Task:
Please express everything from the start of the material down to the line containing "- tick-marks: [283, 233, 2259, 1346]", both ends included, as a JSON list of strings with one string per line and blank lines left out.
##############################
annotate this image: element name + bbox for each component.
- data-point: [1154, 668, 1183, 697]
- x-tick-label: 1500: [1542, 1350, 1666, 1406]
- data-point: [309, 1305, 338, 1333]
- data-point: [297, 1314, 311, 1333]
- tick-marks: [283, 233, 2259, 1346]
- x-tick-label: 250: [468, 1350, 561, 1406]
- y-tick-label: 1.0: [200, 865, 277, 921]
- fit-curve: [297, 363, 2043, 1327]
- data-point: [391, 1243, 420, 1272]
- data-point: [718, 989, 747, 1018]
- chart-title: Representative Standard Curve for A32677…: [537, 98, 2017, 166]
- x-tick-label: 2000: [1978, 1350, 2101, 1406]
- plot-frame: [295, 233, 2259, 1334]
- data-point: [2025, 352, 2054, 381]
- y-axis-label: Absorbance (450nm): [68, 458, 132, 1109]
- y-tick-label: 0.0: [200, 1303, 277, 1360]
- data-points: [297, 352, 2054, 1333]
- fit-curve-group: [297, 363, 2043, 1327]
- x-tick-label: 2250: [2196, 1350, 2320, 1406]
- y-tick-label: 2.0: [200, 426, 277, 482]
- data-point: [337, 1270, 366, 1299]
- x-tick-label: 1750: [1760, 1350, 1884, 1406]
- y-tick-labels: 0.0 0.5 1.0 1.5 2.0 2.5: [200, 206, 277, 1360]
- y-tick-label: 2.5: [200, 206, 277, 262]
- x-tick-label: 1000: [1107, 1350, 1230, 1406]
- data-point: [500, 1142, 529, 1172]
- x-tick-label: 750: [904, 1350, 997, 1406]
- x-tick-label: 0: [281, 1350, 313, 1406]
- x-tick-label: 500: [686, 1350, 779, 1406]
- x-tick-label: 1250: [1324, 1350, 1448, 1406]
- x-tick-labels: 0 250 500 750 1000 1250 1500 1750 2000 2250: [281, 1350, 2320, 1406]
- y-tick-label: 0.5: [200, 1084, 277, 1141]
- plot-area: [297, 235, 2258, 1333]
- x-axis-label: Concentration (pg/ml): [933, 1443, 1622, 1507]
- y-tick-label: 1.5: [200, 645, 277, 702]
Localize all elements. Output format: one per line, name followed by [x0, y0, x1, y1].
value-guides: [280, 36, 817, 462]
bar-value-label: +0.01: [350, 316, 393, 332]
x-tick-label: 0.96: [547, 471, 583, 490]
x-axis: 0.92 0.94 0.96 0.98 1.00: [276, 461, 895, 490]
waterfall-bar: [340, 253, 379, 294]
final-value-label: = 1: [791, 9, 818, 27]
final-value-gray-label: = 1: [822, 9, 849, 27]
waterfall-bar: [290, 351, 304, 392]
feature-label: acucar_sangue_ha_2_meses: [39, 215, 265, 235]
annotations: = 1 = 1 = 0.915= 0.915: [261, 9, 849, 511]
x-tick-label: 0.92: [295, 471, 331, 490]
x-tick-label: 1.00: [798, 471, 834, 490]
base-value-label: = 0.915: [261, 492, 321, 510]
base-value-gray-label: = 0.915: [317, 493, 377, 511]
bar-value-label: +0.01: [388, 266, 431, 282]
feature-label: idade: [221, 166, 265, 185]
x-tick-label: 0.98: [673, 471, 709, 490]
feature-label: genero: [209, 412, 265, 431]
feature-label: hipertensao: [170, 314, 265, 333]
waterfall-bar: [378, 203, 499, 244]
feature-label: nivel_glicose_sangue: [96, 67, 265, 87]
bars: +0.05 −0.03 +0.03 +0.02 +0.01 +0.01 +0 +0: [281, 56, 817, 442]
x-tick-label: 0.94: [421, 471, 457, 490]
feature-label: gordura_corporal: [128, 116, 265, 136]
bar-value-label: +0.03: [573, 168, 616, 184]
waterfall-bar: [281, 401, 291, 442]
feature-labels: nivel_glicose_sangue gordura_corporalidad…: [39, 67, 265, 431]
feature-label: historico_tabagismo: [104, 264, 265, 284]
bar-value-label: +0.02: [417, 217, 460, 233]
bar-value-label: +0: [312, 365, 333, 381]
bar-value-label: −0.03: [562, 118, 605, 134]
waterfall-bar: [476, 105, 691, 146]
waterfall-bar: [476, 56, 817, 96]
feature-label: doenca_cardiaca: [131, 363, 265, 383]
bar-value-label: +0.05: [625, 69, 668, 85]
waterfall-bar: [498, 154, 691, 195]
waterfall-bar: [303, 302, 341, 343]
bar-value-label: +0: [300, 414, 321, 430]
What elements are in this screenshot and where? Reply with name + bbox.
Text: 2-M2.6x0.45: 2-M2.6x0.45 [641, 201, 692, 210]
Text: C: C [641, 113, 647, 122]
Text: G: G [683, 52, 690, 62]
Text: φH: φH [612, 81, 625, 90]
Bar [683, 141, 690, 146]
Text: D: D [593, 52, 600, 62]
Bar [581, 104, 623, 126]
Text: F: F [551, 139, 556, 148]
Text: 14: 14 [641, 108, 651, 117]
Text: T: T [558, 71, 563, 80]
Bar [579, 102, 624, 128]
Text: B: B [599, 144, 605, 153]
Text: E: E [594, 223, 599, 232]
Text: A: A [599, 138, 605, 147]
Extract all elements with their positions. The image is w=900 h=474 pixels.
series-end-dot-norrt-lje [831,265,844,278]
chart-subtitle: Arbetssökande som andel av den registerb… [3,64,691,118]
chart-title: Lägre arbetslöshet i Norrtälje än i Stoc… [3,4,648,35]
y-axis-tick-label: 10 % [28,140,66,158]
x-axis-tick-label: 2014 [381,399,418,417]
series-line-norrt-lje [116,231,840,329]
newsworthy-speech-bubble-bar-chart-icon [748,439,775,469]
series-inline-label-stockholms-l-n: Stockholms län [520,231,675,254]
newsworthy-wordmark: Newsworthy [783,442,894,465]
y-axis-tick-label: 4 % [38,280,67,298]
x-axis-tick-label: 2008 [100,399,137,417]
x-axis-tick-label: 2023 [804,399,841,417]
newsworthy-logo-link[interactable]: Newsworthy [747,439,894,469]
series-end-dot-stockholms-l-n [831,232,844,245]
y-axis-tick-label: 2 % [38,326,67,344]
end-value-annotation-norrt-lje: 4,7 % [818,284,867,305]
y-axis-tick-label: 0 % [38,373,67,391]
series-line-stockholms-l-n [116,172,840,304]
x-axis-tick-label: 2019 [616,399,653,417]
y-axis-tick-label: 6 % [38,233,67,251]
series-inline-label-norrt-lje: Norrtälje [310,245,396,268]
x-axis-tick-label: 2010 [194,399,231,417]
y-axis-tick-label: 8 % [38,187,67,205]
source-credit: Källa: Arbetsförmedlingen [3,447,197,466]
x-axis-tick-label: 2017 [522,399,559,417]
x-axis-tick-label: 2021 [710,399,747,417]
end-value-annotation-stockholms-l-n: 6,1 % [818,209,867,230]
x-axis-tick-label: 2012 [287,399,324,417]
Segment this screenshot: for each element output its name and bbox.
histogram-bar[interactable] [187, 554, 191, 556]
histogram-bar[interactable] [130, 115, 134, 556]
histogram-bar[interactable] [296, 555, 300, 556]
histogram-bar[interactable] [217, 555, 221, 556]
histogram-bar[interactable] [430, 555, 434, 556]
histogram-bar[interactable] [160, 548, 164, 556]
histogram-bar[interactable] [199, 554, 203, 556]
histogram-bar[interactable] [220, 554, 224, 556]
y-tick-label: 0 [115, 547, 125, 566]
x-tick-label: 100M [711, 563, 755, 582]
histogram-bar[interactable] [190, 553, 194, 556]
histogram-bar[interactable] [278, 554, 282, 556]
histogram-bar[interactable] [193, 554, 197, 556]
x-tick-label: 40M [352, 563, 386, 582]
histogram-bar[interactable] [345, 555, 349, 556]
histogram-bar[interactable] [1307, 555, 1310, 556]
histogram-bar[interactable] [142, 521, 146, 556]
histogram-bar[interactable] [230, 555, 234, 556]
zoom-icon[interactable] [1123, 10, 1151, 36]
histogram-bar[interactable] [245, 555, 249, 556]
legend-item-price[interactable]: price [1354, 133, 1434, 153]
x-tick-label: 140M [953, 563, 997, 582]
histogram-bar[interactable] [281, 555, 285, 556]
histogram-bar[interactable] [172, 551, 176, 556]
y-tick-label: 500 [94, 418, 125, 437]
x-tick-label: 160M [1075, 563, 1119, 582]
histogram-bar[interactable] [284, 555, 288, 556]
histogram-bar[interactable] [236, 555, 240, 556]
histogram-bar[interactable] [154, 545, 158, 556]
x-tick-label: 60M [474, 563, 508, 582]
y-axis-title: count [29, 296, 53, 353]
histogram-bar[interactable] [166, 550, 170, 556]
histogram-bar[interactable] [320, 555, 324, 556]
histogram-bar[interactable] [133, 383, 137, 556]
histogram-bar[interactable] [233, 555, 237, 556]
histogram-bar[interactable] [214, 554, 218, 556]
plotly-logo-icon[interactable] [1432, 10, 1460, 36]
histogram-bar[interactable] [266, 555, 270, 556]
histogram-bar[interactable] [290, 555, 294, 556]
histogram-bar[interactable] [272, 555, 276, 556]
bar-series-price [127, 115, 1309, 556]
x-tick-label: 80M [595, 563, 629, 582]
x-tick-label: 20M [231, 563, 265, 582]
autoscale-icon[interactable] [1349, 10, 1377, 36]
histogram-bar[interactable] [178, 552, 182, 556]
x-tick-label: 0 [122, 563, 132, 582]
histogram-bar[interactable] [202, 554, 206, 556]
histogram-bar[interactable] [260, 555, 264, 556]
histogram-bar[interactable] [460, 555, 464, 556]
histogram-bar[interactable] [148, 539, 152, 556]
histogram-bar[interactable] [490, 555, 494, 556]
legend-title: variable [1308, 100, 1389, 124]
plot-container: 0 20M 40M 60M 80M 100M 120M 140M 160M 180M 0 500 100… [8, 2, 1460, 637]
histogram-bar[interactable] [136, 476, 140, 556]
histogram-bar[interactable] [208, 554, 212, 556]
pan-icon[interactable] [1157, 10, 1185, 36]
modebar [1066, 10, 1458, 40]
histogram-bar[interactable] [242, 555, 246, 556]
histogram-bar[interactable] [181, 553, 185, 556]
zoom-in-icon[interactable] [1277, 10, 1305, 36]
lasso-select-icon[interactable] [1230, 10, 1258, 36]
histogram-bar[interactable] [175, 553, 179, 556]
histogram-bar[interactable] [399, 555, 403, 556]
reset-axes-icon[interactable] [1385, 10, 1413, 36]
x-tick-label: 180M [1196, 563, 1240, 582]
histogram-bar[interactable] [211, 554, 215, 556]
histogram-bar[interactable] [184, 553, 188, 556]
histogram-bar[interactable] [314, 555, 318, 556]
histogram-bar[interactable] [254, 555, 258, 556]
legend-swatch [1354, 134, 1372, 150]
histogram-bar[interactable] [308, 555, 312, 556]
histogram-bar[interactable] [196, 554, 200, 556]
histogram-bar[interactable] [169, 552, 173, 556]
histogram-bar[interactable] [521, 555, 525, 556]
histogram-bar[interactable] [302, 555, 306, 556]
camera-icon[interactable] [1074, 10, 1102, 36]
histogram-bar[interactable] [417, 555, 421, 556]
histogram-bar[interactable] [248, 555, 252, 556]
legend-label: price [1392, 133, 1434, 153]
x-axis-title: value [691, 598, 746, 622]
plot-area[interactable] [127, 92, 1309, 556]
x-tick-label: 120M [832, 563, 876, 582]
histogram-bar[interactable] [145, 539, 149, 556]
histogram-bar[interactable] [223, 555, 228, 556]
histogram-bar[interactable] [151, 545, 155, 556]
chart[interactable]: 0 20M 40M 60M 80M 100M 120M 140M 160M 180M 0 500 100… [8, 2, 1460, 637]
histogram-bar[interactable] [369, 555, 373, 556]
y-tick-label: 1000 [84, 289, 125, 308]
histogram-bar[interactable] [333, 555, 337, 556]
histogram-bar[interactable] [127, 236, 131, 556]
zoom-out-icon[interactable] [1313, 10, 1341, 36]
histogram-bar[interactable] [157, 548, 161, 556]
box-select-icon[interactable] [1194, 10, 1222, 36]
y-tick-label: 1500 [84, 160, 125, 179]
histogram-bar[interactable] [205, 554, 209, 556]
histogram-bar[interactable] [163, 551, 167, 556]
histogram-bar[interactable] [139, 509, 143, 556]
##############################
Task response:
[
  "annotate this image: element name + bbox for each component.",
  "- data-point: [1154, 668, 1183, 697]",
  "- x-tick-label: 1500: [1542, 1350, 1666, 1406]",
  "- data-point: [309, 1305, 338, 1333]",
  "- data-point: [297, 1314, 311, 1333]",
  "- tick-marks: [283, 233, 2259, 1346]"
]